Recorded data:
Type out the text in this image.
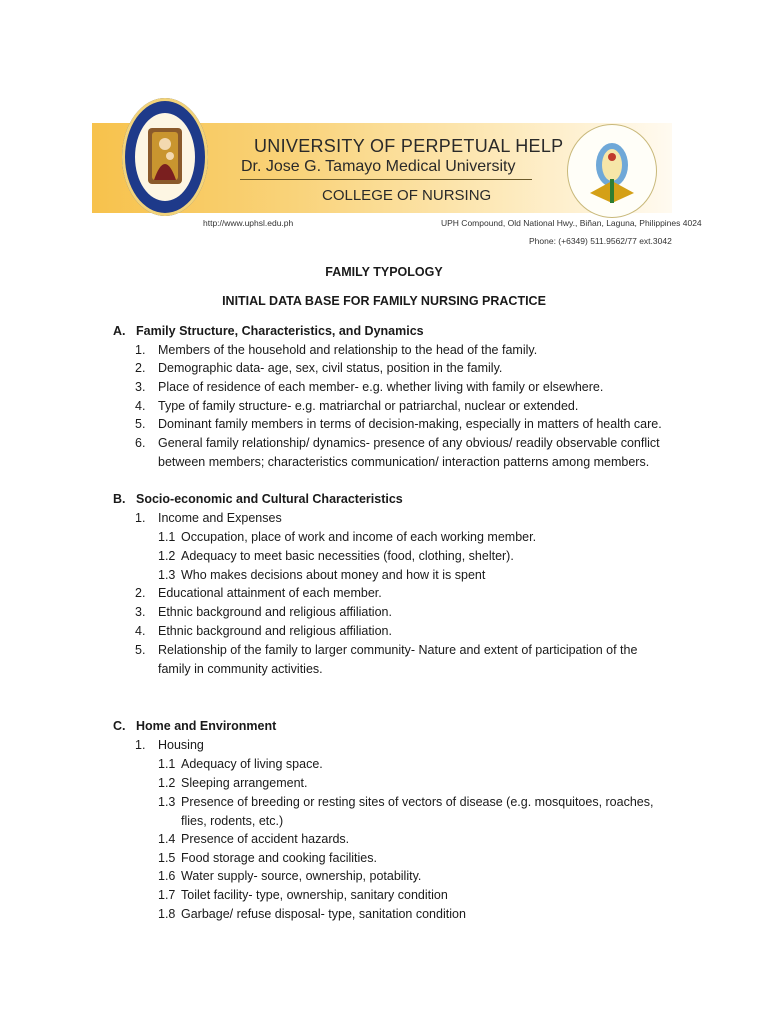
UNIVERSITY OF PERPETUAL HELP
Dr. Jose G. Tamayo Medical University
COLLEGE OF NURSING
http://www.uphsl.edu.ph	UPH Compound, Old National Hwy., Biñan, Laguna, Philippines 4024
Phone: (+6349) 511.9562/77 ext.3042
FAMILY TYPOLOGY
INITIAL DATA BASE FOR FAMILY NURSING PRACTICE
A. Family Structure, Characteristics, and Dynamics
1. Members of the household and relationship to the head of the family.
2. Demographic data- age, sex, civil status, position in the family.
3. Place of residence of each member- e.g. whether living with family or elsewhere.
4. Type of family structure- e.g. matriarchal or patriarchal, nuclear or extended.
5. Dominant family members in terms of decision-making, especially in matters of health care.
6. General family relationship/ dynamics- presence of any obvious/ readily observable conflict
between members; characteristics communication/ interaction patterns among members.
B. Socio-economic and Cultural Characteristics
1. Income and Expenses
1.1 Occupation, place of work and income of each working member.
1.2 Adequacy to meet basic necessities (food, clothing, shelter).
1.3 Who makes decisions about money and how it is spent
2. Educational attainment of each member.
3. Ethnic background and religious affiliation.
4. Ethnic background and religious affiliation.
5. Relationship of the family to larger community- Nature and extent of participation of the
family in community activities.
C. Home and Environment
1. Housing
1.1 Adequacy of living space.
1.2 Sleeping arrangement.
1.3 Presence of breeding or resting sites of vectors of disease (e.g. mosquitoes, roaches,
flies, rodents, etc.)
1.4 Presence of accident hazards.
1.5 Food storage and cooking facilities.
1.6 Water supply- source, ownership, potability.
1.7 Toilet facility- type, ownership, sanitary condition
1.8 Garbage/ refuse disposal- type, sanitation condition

### What you are asked to do
What is needed is an exact reproduction of the data, pictures excluded.

### Answer in full
Type out the text in this image.
UNIVERSITY OF PERPETUAL HELP
Dr. Jose G. Tamayo Medical University
COLLEGE OF NURSING
http://www.uphsl.edu.ph	UPH Compound, Old National Hwy., Biñan, Laguna, Philippines 4024
Phone: (+6349) 511.9562/77 ext.3042
FAMILY TYPOLOGY
INITIAL DATA BASE FOR FAMILY NURSING PRACTICE
A. Family Structure, Characteristics, and Dynamics
1. Members of the household and relationship to the head of the family.
2. Demographic data- age, sex, civil status, position in the family.
3. Place of residence of each member- e.g. whether living with family or elsewhere.
4. Type of family structure- e.g. matriarchal or patriarchal, nuclear or extended.
5. Dominant family members in terms of decision-making, especially in matters of health care.
6. General family relationship/ dynamics- presence of any obvious/ readily observable conflict
between members; characteristics communication/ interaction patterns among members.
B. Socio-economic and Cultural Characteristics
1. Income and Expenses
1.1 Occupation, place of work and income of each working member.
1.2 Adequacy to meet basic necessities (food, clothing, shelter).
1.3 Who makes decisions about money and how it is spent
2. Educational attainment of each member.
3. Ethnic background and religious affiliation.
4. Ethnic background and religious affiliation.
5. Relationship of the family to larger community- Nature and extent of participation of the
family in community activities.
C. Home and Environment
1. Housing
1.1 Adequacy of living space.
1.2 Sleeping arrangement.
1.3 Presence of breeding or resting sites of vectors of disease (e.g. mosquitoes, roaches,
flies, rodents, etc.)
1.4 Presence of accident hazards.
1.5 Food storage and cooking facilities.
1.6 Water supply- source, ownership, potability.
1.7 Toilet facility- type, ownership, sanitary condition
1.8 Garbage/ refuse disposal- type, sanitation condition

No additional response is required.